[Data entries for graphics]

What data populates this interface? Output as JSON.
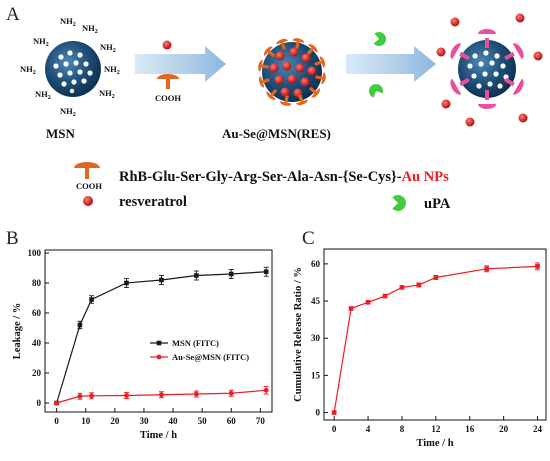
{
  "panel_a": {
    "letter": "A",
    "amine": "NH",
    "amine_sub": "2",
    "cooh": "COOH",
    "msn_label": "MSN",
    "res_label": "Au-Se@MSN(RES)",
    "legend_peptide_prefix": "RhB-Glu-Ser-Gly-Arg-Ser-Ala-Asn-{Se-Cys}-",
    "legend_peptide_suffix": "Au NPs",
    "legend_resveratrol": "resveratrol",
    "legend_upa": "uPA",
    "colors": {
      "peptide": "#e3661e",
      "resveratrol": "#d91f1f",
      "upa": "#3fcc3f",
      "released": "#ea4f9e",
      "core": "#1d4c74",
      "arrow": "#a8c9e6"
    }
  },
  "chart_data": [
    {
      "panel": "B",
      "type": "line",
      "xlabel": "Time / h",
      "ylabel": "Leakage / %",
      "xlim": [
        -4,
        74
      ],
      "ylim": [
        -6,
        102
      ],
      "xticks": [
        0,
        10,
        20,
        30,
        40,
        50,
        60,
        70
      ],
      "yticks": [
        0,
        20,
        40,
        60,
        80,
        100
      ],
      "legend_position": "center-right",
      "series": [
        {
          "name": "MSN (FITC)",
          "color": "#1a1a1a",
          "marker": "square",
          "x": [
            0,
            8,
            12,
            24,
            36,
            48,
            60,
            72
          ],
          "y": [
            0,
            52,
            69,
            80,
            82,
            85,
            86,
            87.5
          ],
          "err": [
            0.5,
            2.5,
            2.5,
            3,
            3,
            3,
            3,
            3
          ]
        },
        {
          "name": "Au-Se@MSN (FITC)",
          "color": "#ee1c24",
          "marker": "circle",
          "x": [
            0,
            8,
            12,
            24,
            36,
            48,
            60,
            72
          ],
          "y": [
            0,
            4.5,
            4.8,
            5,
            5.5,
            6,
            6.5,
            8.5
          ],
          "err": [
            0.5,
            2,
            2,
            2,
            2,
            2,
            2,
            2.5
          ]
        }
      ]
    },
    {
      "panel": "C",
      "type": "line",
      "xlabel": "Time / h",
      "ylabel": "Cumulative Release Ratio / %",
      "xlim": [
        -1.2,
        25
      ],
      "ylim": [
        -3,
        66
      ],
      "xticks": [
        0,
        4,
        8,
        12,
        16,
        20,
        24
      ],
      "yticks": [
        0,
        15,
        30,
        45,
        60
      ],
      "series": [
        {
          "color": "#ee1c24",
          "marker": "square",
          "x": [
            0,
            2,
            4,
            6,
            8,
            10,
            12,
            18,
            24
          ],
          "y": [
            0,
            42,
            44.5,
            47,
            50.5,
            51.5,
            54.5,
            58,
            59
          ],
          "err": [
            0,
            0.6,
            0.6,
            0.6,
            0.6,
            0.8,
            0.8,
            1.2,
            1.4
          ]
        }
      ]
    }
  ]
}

About this task: In the entries above, find each line with the word "ylabel" and copy it.

Solution:
      "ylabel": "Leakage / %",
      "ylabel": "Cumulative Release Ratio / %",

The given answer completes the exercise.